Instructions for the task: Go through the entries and say how many lines contain the string "this". The number is the whole answer.

-- START OF Record list --

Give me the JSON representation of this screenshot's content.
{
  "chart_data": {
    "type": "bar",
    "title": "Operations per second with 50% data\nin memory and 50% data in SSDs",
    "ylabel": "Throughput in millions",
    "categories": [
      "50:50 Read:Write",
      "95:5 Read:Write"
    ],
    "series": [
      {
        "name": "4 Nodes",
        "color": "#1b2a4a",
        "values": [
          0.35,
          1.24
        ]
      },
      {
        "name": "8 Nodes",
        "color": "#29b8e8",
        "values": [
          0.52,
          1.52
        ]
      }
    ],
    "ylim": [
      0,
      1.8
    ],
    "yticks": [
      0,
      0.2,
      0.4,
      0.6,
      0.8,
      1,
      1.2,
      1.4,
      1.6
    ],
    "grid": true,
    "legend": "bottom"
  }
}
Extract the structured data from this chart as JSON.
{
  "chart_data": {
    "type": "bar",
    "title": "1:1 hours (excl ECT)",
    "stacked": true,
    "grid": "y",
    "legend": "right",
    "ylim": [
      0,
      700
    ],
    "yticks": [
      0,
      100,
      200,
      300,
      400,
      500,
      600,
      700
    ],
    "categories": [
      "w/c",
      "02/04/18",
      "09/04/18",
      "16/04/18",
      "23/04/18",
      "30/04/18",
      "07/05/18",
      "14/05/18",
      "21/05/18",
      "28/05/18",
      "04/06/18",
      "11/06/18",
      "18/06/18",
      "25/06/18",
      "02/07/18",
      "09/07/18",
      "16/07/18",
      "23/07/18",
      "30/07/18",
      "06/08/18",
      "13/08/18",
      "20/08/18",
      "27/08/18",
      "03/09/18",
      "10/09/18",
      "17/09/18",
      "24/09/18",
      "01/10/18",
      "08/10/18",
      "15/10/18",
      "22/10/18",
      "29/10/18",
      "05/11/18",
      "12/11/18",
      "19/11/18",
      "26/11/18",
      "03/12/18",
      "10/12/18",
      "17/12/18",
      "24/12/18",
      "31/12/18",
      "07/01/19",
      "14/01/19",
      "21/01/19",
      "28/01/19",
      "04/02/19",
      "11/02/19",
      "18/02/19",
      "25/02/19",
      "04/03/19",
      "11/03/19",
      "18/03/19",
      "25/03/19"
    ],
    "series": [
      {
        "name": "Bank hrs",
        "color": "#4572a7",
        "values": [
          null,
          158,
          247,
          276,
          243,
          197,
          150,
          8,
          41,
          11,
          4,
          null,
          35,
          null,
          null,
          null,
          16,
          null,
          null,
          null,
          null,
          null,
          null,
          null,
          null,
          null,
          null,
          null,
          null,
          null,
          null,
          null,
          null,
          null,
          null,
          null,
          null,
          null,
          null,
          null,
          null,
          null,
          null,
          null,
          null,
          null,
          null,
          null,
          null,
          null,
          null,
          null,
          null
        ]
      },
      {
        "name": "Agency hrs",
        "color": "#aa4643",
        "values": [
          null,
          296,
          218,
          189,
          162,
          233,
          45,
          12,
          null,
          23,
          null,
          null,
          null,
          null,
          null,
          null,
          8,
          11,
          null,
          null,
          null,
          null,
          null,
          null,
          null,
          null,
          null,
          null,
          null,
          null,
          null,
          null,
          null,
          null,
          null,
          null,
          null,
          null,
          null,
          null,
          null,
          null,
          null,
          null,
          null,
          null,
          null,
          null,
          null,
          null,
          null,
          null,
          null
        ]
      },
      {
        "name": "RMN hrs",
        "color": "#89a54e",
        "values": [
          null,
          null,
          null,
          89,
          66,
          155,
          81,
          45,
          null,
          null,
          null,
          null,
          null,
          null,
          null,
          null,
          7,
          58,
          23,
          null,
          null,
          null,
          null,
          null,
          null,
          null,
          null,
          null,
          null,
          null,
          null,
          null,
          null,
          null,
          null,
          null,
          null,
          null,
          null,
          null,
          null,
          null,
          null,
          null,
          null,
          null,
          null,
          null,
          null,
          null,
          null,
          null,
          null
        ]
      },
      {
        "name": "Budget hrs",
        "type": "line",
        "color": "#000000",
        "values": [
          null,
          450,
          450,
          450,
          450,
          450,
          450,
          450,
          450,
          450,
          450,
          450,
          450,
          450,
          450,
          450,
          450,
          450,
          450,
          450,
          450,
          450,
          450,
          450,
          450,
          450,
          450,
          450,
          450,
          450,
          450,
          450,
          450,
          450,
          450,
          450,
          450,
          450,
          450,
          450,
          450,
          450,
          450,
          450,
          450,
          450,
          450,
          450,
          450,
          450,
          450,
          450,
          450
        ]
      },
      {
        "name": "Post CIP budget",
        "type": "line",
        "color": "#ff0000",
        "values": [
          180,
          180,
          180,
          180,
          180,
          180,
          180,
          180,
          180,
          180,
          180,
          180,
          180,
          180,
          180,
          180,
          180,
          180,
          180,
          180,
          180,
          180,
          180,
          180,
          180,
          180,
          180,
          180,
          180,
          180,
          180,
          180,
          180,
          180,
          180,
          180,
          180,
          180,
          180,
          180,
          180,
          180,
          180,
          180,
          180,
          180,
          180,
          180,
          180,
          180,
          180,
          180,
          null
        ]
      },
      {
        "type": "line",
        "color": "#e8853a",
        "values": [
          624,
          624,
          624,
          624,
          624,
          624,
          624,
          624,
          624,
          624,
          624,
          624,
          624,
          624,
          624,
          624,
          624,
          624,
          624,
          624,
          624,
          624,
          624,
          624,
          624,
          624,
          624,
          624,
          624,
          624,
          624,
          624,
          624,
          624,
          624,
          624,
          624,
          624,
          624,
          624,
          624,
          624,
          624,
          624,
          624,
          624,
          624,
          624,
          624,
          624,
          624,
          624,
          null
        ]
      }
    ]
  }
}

-- END OF Record list --

The reply: 2